Goal of the exercise
Lay out the data below as a Markdown table with the columns Row and Entry. Put a running number in Row and each line in Entry, and leave out blank lines.
========================================
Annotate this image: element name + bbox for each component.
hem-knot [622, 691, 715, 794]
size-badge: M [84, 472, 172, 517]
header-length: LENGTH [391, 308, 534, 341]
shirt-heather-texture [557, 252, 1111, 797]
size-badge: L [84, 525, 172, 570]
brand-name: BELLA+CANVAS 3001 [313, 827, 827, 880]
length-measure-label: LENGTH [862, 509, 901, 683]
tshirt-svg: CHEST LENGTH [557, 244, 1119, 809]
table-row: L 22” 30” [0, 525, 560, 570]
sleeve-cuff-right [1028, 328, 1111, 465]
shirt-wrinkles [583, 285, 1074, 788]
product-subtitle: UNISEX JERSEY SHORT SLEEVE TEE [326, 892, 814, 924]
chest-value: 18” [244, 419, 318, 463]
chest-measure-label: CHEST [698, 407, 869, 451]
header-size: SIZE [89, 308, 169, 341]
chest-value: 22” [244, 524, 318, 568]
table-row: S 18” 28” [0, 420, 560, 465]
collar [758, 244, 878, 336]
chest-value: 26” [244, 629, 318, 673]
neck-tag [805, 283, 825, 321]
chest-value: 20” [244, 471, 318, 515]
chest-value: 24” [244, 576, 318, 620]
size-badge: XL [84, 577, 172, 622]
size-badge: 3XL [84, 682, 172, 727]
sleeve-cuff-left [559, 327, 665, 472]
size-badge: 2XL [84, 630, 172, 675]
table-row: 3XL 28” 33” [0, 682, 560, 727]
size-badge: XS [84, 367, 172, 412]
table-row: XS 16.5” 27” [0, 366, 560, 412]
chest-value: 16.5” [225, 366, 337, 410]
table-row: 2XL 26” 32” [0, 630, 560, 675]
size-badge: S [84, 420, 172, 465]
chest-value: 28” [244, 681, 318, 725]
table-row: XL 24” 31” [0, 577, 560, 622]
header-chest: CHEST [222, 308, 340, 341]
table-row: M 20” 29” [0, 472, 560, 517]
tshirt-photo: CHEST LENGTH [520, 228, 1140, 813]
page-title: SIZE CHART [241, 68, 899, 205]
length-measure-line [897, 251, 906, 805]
========================================
Answer in full
| Row | Entry |
|---|---|
| 1 | Annotate this image: element name + bbox for each component. |
| 2 | hem-knot [622, 691, 715, 794] |
| 3 | size-badge: M [84, 472, 172, 517] |
| 4 | header-length: LENGTH [391, 308, 534, 341] |
| 5 | shirt-heather-texture [557, 252, 1111, 797] |
| 6 | size-badge: L [84, 525, 172, 570] |
| 7 | brand-name: BELLA+CANVAS 3001 [313, 827, 827, 880] |
| 8 | length-measure-label: LENGTH [862, 509, 901, 683] |
| 9 | tshirt-svg: CHEST LENGTH [557, 244, 1119, 809] |
| 10 | table-row: L 22” 30” [0, 525, 560, 570] |
| 11 | sleeve-cuff-right [1028, 328, 1111, 465] |
| 12 | shirt-wrinkles [583, 285, 1074, 788] |
| 13 | product-subtitle: UNISEX JERSEY SHORT SLEEVE TEE [326, 892, 814, 924] |
| 14 | chest-value: 18” [244, 419, 318, 463] |
| 15 | chest-measure-label: CHEST [698, 407, 869, 451] |
| 16 | header-size: SIZE [89, 308, 169, 341] |
| 17 | chest-value: 22” [244, 524, 318, 568] |
| 18 | table-row: S 18” 28” [0, 420, 560, 465] |
| 19 | collar [758, 244, 878, 336] |
| 20 | chest-value: 26” [244, 629, 318, 673] |
| 21 | neck-tag [805, 283, 825, 321] |
| 22 | chest-value: 20” [244, 471, 318, 515] |
| 23 | chest-value: 24” [244, 576, 318, 620] |
| 24 | size-badge: XL [84, 577, 172, 622] |
| 25 | size-badge: 3XL [84, 682, 172, 727] |
| 26 | sleeve-cuff-left [559, 327, 665, 472] |
| 27 | size-badge: 2XL [84, 630, 172, 675] |
| 28 | table-row: 3XL 28” 33” [0, 682, 560, 727] |
| 29 | size-badge: XS [84, 367, 172, 412] |
| 30 | table-row: XS 16.5” 27” [0, 366, 560, 412] |
| 31 | chest-value: 16.5” [225, 366, 337, 410] |
| 32 | table-row: 2XL 26” 32” [0, 630, 560, 675] |
| 33 | size-badge: S [84, 420, 172, 465] |
| 34 | chest-value: 28” [244, 681, 318, 725] |
| 35 | table-row: XL 24” 31” [0, 577, 560, 622] |
| 36 | header-chest: CHEST [222, 308, 340, 341] |
| 37 | table-row: M 20” 29” [0, 472, 560, 517] |
| 38 | tshirt-photo: CHEST LENGTH [520, 228, 1140, 813] |
| 39 | page-title: SIZE CHART [241, 68, 899, 205] |
| 40 | length-measure-line [897, 251, 906, 805] |